— begin —
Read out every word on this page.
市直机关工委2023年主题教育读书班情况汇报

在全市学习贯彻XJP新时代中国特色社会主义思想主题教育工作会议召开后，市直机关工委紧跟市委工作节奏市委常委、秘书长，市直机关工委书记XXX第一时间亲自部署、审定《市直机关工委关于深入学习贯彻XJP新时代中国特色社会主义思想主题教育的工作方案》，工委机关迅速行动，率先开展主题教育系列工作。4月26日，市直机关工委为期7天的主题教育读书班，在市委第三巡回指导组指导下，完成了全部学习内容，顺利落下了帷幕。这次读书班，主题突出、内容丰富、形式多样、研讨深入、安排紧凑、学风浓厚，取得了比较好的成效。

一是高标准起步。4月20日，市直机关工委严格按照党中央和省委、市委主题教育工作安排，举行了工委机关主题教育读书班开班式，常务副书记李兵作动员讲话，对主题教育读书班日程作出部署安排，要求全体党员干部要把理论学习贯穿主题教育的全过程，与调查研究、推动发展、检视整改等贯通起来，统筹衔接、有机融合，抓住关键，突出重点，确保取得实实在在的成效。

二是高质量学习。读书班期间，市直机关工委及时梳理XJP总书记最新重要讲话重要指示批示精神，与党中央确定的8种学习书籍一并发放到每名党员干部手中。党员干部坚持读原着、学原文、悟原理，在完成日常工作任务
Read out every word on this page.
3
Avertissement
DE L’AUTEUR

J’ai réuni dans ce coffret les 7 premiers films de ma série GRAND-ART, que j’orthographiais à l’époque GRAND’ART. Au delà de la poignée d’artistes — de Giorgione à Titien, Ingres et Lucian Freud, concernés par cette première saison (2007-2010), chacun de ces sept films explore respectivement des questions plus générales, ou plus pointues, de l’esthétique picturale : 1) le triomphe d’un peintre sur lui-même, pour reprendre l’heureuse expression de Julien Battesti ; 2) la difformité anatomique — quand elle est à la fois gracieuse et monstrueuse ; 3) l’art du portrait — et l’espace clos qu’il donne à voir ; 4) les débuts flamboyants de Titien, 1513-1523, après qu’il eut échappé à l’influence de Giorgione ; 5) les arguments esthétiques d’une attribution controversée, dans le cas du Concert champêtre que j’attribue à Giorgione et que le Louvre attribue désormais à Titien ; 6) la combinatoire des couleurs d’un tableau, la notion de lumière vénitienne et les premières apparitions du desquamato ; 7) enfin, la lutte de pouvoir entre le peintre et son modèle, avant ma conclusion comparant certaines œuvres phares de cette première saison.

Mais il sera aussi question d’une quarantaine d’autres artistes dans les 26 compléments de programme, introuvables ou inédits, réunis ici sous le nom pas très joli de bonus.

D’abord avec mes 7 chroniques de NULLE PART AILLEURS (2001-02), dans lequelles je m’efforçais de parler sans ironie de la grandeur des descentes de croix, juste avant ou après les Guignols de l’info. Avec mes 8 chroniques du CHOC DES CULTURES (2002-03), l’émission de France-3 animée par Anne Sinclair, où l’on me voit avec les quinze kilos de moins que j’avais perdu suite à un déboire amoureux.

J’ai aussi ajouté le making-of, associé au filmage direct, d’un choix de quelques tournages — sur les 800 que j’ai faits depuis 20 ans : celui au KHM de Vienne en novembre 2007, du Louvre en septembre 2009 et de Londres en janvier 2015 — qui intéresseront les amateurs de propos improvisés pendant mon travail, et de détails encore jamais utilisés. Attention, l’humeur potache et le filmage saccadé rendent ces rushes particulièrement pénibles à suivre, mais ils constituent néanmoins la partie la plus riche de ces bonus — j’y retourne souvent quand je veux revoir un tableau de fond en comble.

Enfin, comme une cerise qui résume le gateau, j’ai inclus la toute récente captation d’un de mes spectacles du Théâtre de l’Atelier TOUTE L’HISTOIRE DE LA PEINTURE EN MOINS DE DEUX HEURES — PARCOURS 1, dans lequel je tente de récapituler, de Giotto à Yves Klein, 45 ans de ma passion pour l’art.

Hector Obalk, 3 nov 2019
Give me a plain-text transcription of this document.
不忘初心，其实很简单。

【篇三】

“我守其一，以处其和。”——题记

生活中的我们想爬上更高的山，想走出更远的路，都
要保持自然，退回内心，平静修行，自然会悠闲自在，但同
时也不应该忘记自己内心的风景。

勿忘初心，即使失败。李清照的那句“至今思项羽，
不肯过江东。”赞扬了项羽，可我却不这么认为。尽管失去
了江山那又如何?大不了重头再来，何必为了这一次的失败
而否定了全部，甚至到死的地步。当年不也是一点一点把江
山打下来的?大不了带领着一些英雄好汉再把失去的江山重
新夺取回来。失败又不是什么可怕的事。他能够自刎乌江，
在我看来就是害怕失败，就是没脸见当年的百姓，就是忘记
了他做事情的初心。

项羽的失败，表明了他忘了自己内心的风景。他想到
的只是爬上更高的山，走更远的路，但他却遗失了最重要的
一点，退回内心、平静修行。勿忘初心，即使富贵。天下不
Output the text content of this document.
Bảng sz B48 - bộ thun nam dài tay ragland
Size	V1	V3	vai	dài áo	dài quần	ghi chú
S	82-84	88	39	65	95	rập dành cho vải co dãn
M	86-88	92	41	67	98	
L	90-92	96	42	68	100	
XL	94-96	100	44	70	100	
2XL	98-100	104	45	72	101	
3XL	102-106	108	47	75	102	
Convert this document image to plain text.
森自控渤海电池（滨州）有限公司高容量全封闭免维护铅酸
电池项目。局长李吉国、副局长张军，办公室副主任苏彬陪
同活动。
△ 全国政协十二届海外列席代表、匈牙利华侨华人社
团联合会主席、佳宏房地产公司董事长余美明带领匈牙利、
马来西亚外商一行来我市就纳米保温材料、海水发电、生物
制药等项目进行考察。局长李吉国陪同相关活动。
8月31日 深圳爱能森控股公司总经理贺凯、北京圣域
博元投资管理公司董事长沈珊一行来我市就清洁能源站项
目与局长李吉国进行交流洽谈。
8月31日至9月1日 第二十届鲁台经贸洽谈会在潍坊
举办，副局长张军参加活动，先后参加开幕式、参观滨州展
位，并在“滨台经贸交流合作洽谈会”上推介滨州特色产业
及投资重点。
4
— end —
Requirements:
Copy all the lines, exactly.

Output for this exercise:
Read out every word on this page.
市直机关工委2023年主题教育读书班情况汇报

在全市学习贯彻XJP新时代中国特色社会主义思想主题教育工作会议召开后，市直机关工委紧跟市委工作节奏市委常委、秘书长，市直机关工委书记XXX第一时间亲自部署、审定《市直机关工委关于深入学习贯彻XJP新时代中国特色社会主义思想主题教育的工作方案》，工委机关迅速行动，率先开展主题教育系列工作。4月26日，市直机关工委为期7天的主题教育读书班，在市委第三巡回指导组指导下，完成了全部学习内容，顺利落下了帷幕。这次读书班，主题突出、内容丰富、形式多样、研讨深入、安排紧凑、学风浓厚，取得了比较好的成效。

一是高标准起步。4月20日，市直机关工委严格按照党中央和省委、市委主题教育工作安排，举行了工委机关主题教育读书班开班式，常务副书记李兵作动员讲话，对主题教育读书班日程作出部署安排，要求全体党员干部要把理论学习贯穿主题教育的全过程，与调查研究、推动发展、检视整改等贯通起来，统筹衔接、有机融合，抓住关键，突出重点，确保取得实实在在的成效。

二是高质量学习。读书班期间，市直机关工委及时梳理XJP总书记最新重要讲话重要指示批示精神，与党中央确定的8种学习书籍一并发放到每名党员干部手中。党员干部坚持读原着、学原文、悟原理，在完成日常工作任务
Read out every word on this page.
3
Avertissement
DE L’AUTEUR

J’ai réuni dans ce coffret les 7 premiers films de ma série GRAND-ART, que j’orthographiais à l’époque GRAND’ART. Au delà de la poignée d’artistes — de Giorgione à Titien, Ingres et Lucian Freud, concernés par cette première saison (2007-2010), chacun de ces sept films explore respectivement des questions plus générales, ou plus pointues, de l’esthétique picturale : 1) le triomphe d’un peintre sur lui-même, pour reprendre l’heureuse expression de Julien Battesti ; 2) la difformité anatomique — quand elle est à la fois gracieuse et monstrueuse ; 3) l’art du portrait — et l’espace clos qu’il donne à voir ; 4) les débuts flamboyants de Titien, 1513-1523, après qu’il eut échappé à l’influence de Giorgione ; 5) les arguments esthétiques d’une attribution controversée, dans le cas du Concert champêtre que j’attribue à Giorgione et que le Louvre attribue désormais à Titien ; 6) la combinatoire des couleurs d’un tableau, la notion de lumière vénitienne et les premières apparitions du desquamato ; 7) enfin, la lutte de pouvoir entre le peintre et son modèle, avant ma conclusion comparant certaines œuvres phares de cette première saison.

Mais il sera aussi question d’une quarantaine d’autres artistes dans les 26 compléments de programme, introuvables ou inédits, réunis ici sous le nom pas très joli de bonus.

D’abord avec mes 7 chroniques de NULLE PART AILLEURS (2001-02), dans lequelles je m’efforçais de parler sans ironie de la grandeur des descentes de croix, juste avant ou après les Guignols de l’info. Avec mes 8 chroniques du CHOC DES CULTURES (2002-03), l’émission de France-3 animée par Anne Sinclair, où l’on me voit avec les quinze kilos de moins que j’avais perdu suite à un déboire amoureux.

J’ai aussi ajouté le making-of, associé au filmage direct, d’un choix de quelques tournages — sur les 800 que j’ai faits depuis 20 ans : celui au KHM de Vienne en novembre 2007, du Louvre en septembre 2009 et de Londres en janvier 2015 — qui intéresseront les amateurs de propos improvisés pendant mon travail, et de détails encore jamais utilisés. Attention, l’humeur potache et le filmage saccadé rendent ces rushes particulièrement pénibles à suivre, mais ils constituent néanmoins la partie la plus riche de ces bonus — j’y retourne souvent quand je veux revoir un tableau de fond en comble.

Enfin, comme une cerise qui résume le gateau, j’ai inclus la toute récente captation d’un de mes spectacles du Théâtre de l’Atelier TOUTE L’HISTOIRE DE LA PEINTURE EN MOINS DE DEUX HEURES — PARCOURS 1, dans lequel je tente de récapituler, de Giotto à Yves Klein, 45 ans de ma passion pour l’art.

Hector Obalk, 3 nov 2019
Give me a plain-text transcription of this document.
不忘初心，其实很简单。

【篇三】

“我守其一，以处其和。”——题记

生活中的我们想爬上更高的山，想走出更远的路，都
要保持自然，退回内心，平静修行，自然会悠闲自在，但同
时也不应该忘记自己内心的风景。

勿忘初心，即使失败。李清照的那句“至今思项羽，
不肯过江东。”赞扬了项羽，可我却不这么认为。尽管失去
了江山那又如何?大不了重头再来，何必为了这一次的失败
而否定了全部，甚至到死的地步。当年不也是一点一点把江
山打下来的?大不了带领着一些英雄好汉再把失去的江山重
新夺取回来。失败又不是什么可怕的事。他能够自刎乌江，
在我看来就是害怕失败，就是没脸见当年的百姓，就是忘记
了他做事情的初心。

项羽的失败，表明了他忘了自己内心的风景。他想到
的只是爬上更高的山，走更远的路，但他却遗失了最重要的
一点，退回内心、平静修行。勿忘初心，即使富贵。天下不
Output the text content of this document.
Bảng sz B48 - bộ thun nam dài tay ragland
Size	V1	V3	vai	dài áo	dài quần	ghi chú
S	82-84	88	39	65	95	rập dành cho vải co dãn
M	86-88	92	41	67	98	
L	90-92	96	42	68	100	
XL	94-96	100	44	70	100	
2XL	98-100	104	45	72	101	
3XL	102-106	108	47	75	102	
Convert this document image to plain text.
森自控渤海电池（滨州）有限公司高容量全封闭免维护铅酸
电池项目。局长李吉国、副局长张军，办公室副主任苏彬陪
同活动。
△ 全国政协十二届海外列席代表、匈牙利华侨华人社
团联合会主席、佳宏房地产公司董事长余美明带领匈牙利、
马来西亚外商一行来我市就纳米保温材料、海水发电、生物
制药等项目进行考察。局长李吉国陪同相关活动。
8月31日 深圳爱能森控股公司总经理贺凯、北京圣域
博元投资管理公司董事长沈珊一行来我市就清洁能源站项
目与局长李吉国进行交流洽谈。
8月31日至9月1日 第二十届鲁台经贸洽谈会在潍坊
举办，副局长张军参加活动，先后参加开幕式、参观滨州展
位，并在“滨台经贸交流合作洽谈会”上推介滨州特色产业
及投资重点。
4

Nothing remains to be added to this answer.